[Stored entries]
## Begin

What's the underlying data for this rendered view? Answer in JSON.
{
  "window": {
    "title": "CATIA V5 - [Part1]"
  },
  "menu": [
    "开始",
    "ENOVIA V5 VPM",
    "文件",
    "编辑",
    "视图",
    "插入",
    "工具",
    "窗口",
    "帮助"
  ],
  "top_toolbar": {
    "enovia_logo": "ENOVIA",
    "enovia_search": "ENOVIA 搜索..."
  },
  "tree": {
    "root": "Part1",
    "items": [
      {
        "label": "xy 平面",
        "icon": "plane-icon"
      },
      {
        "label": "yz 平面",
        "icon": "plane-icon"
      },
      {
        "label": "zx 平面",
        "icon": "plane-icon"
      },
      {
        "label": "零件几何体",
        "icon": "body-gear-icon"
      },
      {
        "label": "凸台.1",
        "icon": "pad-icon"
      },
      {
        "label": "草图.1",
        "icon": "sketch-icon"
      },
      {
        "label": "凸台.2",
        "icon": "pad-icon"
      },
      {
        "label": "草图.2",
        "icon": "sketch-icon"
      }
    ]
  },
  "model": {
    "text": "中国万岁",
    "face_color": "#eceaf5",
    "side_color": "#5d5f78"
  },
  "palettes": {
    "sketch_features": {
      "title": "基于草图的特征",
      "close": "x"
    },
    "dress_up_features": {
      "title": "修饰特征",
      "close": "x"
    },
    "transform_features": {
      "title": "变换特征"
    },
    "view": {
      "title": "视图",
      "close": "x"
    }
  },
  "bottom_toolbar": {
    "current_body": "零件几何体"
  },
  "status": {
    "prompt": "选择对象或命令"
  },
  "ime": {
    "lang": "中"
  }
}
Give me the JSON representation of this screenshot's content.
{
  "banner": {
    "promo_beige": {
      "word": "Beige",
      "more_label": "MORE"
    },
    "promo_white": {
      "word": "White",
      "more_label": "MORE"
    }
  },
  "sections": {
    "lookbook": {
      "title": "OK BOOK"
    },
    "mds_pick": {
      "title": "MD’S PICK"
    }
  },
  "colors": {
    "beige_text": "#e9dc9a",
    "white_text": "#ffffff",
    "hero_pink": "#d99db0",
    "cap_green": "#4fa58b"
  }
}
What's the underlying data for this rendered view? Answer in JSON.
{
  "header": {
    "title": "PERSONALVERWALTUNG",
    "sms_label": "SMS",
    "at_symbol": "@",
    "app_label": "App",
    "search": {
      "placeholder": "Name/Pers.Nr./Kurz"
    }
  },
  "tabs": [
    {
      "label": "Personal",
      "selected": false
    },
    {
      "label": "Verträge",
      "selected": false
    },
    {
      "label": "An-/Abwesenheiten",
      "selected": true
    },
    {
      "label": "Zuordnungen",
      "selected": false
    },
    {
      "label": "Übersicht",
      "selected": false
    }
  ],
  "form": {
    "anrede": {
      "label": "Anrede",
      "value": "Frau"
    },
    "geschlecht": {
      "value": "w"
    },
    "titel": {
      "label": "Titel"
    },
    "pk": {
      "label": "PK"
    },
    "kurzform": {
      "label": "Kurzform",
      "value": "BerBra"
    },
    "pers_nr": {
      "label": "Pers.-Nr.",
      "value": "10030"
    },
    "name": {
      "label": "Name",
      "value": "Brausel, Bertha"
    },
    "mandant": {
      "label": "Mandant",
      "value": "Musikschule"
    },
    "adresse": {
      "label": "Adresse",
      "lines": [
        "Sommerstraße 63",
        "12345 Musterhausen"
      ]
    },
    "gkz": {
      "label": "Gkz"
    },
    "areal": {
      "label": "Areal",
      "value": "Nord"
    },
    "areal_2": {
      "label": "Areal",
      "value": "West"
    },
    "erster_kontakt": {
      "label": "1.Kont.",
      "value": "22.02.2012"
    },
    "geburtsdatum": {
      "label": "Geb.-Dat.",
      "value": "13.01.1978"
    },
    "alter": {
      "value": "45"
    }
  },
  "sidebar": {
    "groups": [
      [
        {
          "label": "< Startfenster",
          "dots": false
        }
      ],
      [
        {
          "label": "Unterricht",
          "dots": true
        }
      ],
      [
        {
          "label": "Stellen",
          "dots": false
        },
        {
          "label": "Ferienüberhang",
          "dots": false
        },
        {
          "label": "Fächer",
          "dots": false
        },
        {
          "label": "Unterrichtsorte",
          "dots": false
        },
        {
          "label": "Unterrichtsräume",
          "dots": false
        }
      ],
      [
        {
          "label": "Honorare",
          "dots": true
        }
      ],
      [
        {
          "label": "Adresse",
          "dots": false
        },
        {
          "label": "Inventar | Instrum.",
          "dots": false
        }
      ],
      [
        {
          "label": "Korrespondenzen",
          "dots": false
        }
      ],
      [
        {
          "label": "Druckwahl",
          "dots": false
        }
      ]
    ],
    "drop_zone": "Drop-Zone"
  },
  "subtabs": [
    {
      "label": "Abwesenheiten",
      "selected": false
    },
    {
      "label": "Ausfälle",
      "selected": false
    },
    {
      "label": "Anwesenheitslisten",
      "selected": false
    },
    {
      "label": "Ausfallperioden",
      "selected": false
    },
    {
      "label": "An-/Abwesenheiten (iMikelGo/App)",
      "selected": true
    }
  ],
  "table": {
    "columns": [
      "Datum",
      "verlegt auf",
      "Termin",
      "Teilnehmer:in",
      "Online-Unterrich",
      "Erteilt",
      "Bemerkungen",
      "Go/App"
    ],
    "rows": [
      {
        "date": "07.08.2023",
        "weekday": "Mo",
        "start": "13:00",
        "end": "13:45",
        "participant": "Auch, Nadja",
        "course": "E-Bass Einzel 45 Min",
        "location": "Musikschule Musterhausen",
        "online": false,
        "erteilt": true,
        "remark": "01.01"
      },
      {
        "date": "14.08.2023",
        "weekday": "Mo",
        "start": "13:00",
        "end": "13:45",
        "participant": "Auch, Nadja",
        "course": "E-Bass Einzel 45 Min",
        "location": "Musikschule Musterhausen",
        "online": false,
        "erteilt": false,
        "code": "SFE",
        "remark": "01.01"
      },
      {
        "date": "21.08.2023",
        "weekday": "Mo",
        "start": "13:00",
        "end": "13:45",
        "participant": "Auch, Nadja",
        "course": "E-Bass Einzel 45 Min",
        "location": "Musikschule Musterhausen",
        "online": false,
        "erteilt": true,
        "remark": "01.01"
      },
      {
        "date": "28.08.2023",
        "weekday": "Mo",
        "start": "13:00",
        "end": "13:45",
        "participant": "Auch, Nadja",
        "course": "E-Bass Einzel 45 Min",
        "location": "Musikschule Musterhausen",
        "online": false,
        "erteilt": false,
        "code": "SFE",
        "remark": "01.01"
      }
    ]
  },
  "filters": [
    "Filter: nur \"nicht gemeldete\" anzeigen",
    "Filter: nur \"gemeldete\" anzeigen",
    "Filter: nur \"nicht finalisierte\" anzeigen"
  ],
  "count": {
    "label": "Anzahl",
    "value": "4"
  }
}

## End

From the entries above, copy out every line where the string "anzeigen" appears.

▶ _OUTPUT OF THE TASK_:
    "Filter: nur \"nicht gemeldete\" anzeigen",
    "Filter: nur \"gemeldete\" anzeigen",
    "Filter: nur \"nicht finalisierte\" anzeigen"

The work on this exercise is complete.